## Exercise objective
Render every entry exactly as it appears.

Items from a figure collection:
▼▼▼

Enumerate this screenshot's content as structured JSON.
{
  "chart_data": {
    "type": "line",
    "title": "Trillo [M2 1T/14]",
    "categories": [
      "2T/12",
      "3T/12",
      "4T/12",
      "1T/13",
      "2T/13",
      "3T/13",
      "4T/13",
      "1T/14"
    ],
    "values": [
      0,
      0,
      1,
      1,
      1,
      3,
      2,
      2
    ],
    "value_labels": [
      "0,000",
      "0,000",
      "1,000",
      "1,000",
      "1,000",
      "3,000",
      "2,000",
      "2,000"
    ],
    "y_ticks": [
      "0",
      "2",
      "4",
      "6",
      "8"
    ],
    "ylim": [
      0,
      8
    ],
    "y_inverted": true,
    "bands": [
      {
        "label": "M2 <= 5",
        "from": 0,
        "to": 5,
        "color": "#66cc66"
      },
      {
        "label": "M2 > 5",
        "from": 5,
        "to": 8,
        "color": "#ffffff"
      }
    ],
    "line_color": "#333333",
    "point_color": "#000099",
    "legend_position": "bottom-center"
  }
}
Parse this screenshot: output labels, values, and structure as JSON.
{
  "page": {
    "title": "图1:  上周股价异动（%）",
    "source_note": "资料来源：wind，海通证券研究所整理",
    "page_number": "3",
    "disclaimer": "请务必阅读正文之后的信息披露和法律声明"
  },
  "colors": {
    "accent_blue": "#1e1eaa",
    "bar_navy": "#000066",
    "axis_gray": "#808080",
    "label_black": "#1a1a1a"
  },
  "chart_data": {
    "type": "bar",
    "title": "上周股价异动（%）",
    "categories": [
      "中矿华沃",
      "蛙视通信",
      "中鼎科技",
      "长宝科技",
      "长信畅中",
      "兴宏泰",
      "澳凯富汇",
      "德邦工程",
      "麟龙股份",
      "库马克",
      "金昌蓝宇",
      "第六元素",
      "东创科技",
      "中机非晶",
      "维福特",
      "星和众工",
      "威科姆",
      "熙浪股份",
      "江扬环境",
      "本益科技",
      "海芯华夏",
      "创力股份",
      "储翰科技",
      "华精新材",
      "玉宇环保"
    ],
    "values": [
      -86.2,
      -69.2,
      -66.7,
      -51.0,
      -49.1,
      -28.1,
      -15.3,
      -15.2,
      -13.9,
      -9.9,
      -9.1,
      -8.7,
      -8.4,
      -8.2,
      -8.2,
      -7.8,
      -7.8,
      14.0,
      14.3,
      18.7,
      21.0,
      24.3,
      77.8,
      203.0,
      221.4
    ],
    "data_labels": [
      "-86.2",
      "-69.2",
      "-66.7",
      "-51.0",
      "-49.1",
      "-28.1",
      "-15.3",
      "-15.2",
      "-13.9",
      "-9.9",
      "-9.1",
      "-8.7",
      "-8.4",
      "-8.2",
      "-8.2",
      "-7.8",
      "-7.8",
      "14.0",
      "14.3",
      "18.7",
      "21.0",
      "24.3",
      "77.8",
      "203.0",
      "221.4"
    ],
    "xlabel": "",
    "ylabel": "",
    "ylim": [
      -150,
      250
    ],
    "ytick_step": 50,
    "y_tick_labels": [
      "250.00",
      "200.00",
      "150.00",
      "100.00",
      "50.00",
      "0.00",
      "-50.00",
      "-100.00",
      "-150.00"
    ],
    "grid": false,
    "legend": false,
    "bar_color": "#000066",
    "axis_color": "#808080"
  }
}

▲▲▲

## Problem solution
Enumerate this screenshot's content as structured JSON.
{
  "chart_data": {
    "type": "line",
    "title": "Trillo [M2 1T/14]",
    "categories": [
      "2T/12",
      "3T/12",
      "4T/12",
      "1T/13",
      "2T/13",
      "3T/13",
      "4T/13",
      "1T/14"
    ],
    "values": [
      0,
      0,
      1,
      1,
      1,
      3,
      2,
      2
    ],
    "value_labels": [
      "0,000",
      "0,000",
      "1,000",
      "1,000",
      "1,000",
      "3,000",
      "2,000",
      "2,000"
    ],
    "y_ticks": [
      "0",
      "2",
      "4",
      "6",
      "8"
    ],
    "ylim": [
      0,
      8
    ],
    "y_inverted": true,
    "bands": [
      {
        "label": "M2 <= 5",
        "from": 0,
        "to": 5,
        "color": "#66cc66"
      },
      {
        "label": "M2 > 5",
        "from": 5,
        "to": 8,
        "color": "#ffffff"
      }
    ],
    "line_color": "#333333",
    "point_color": "#000099",
    "legend_position": "bottom-center"
  }
}
Parse this screenshot: output labels, values, and structure as JSON.
{
  "page": {
    "title": "图1:  上周股价异动（%）",
    "source_note": "资料来源：wind，海通证券研究所整理",
    "page_number": "3",
    "disclaimer": "请务必阅读正文之后的信息披露和法律声明"
  },
  "colors": {
    "accent_blue": "#1e1eaa",
    "bar_navy": "#000066",
    "axis_gray": "#808080",
    "label_black": "#1a1a1a"
  },
  "chart_data": {
    "type": "bar",
    "title": "上周股价异动（%）",
    "categories": [
      "中矿华沃",
      "蛙视通信",
      "中鼎科技",
      "长宝科技",
      "长信畅中",
      "兴宏泰",
      "澳凯富汇",
      "德邦工程",
      "麟龙股份",
      "库马克",
      "金昌蓝宇",
      "第六元素",
      "东创科技",
      "中机非晶",
      "维福特",
      "星和众工",
      "威科姆",
      "熙浪股份",
      "江扬环境",
      "本益科技",
      "海芯华夏",
      "创力股份",
      "储翰科技",
      "华精新材",
      "玉宇环保"
    ],
    "values": [
      -86.2,
      -69.2,
      -66.7,
      -51.0,
      -49.1,
      -28.1,
      -15.3,
      -15.2,
      -13.9,
      -9.9,
      -9.1,
      -8.7,
      -8.4,
      -8.2,
      -8.2,
      -7.8,
      -7.8,
      14.0,
      14.3,
      18.7,
      21.0,
      24.3,
      77.8,
      203.0,
      221.4
    ],
    "data_labels": [
      "-86.2",
      "-69.2",
      "-66.7",
      "-51.0",
      "-49.1",
      "-28.1",
      "-15.3",
      "-15.2",
      "-13.9",
      "-9.9",
      "-9.1",
      "-8.7",
      "-8.4",
      "-8.2",
      "-8.2",
      "-7.8",
      "-7.8",
      "14.0",
      "14.3",
      "18.7",
      "21.0",
      "24.3",
      "77.8",
      "203.0",
      "221.4"
    ],
    "xlabel": "",
    "ylabel": "",
    "ylim": [
      -150,
      250
    ],
    "ytick_step": 50,
    "y_tick_labels": [
      "250.00",
      "200.00",
      "150.00",
      "100.00",
      "50.00",
      "0.00",
      "-50.00",
      "-100.00",
      "-150.00"
    ],
    "grid": false,
    "legend": false,
    "bar_color": "#000066",
    "axis_color": "#808080"
  }
}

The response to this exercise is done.